* begin *
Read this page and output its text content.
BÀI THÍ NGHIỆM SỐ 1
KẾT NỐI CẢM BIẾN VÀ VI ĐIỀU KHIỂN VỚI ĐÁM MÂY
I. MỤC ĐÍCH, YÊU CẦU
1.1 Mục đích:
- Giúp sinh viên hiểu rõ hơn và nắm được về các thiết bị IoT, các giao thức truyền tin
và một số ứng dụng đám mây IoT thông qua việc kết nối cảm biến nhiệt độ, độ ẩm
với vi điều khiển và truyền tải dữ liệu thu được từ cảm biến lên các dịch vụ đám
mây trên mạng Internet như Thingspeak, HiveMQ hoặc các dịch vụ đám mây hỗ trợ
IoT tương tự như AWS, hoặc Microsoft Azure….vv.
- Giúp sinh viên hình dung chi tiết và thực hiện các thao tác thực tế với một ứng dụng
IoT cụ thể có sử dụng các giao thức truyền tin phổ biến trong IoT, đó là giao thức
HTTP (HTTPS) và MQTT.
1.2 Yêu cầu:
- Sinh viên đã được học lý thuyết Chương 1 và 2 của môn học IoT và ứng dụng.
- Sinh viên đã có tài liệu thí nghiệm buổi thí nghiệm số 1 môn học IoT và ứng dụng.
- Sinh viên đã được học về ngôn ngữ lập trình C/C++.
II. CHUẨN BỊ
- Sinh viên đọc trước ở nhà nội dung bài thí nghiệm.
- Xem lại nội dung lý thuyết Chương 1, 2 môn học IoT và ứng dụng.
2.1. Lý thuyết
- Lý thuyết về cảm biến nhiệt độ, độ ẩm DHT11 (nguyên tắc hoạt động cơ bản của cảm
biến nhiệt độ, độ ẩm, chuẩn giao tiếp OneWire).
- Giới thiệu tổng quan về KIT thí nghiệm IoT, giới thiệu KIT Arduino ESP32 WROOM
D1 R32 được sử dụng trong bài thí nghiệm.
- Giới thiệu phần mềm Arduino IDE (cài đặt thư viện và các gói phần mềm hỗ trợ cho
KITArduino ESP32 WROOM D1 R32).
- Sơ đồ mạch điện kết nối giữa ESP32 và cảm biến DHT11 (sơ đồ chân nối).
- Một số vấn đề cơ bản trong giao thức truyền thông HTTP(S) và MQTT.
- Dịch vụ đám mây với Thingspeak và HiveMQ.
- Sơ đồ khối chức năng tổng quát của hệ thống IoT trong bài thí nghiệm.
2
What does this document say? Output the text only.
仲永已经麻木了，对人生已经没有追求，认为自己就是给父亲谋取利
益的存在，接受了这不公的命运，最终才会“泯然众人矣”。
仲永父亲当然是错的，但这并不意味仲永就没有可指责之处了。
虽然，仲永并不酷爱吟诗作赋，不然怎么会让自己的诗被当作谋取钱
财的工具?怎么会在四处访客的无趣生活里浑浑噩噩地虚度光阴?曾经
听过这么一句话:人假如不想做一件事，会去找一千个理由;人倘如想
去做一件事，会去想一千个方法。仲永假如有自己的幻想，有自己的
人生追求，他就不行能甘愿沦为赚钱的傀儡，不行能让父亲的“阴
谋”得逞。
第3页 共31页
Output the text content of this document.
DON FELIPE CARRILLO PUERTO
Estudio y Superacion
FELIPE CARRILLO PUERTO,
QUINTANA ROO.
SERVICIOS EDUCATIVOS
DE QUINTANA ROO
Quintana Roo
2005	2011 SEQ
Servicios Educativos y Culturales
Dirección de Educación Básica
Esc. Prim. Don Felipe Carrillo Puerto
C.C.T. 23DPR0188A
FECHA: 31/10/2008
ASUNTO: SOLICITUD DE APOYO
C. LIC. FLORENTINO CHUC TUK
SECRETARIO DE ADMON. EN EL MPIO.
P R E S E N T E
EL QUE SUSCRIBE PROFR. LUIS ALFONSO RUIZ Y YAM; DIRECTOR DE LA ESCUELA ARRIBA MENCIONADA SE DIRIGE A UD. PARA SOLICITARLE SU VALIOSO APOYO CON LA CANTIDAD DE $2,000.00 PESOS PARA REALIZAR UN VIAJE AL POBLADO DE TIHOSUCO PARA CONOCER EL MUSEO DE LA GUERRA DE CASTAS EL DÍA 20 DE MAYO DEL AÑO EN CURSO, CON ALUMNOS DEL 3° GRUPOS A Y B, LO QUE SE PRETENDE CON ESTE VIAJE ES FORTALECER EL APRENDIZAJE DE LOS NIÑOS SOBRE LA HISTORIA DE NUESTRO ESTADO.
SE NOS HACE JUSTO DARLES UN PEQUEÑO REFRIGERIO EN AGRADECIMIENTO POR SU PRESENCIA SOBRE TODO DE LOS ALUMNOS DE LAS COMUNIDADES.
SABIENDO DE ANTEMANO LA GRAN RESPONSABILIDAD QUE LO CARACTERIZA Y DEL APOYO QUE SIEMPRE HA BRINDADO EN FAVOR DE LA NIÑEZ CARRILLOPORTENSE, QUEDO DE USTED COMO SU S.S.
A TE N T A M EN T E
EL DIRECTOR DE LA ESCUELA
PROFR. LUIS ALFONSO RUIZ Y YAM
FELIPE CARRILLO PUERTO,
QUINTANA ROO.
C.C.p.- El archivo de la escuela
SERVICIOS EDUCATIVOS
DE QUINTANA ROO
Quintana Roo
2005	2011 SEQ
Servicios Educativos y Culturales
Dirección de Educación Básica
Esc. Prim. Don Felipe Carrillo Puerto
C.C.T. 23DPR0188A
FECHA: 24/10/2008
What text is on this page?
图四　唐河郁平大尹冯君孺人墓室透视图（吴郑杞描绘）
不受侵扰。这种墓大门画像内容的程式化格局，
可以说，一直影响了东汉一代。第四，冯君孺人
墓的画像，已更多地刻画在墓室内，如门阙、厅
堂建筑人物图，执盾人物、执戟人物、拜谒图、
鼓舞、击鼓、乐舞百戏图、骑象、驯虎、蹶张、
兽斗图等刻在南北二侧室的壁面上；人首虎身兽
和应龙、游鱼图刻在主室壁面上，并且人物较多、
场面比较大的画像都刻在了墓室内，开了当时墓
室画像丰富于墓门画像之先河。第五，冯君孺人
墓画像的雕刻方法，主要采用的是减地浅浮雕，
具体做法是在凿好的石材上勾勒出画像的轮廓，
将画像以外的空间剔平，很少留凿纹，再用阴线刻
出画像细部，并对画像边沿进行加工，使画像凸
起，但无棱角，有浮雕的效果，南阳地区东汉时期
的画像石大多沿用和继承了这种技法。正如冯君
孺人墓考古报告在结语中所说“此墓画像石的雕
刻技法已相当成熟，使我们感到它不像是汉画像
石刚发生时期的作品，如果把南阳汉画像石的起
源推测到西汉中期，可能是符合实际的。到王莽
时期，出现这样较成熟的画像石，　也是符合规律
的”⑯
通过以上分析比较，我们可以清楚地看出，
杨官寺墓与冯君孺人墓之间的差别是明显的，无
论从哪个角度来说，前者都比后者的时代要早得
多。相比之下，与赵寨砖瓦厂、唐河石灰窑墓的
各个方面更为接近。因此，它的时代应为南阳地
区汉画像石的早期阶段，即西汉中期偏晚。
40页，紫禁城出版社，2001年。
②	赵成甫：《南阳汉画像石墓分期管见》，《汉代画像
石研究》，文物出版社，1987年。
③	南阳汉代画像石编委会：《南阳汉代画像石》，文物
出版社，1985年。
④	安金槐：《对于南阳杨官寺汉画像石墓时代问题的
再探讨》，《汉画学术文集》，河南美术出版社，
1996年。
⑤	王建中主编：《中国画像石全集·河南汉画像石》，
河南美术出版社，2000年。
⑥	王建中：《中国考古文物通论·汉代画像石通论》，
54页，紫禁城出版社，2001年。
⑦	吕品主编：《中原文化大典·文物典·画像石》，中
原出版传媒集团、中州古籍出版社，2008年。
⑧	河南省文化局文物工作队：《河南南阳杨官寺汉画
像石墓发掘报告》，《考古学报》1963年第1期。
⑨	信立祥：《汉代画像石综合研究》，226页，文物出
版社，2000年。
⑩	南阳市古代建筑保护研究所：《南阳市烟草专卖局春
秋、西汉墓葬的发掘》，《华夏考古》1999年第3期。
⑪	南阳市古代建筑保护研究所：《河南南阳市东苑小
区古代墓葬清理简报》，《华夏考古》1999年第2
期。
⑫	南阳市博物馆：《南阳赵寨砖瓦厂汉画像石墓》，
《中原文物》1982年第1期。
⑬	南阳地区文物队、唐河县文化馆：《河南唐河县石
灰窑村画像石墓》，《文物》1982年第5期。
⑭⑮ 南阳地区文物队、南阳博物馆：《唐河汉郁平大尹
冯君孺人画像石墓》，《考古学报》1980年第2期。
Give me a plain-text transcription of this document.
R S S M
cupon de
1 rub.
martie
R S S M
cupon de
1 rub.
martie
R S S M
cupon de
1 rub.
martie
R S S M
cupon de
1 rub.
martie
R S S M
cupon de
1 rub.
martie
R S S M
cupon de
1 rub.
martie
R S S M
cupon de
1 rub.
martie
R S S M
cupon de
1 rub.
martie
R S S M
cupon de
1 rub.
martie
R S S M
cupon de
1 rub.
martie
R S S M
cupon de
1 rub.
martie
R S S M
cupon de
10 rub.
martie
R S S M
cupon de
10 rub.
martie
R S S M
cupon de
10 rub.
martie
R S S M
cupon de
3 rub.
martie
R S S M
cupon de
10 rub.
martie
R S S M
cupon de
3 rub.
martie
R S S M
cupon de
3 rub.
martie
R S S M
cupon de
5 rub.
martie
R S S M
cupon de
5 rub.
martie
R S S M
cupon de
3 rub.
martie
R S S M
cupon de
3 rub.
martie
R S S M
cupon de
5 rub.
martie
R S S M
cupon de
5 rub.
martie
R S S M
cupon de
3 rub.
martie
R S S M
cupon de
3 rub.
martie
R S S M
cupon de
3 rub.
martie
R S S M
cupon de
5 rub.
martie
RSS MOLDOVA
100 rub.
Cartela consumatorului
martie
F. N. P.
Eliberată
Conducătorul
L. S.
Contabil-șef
* end *
Of the lines above, copy each that contains "page".

Read this page and output its text content.
What text is on this page?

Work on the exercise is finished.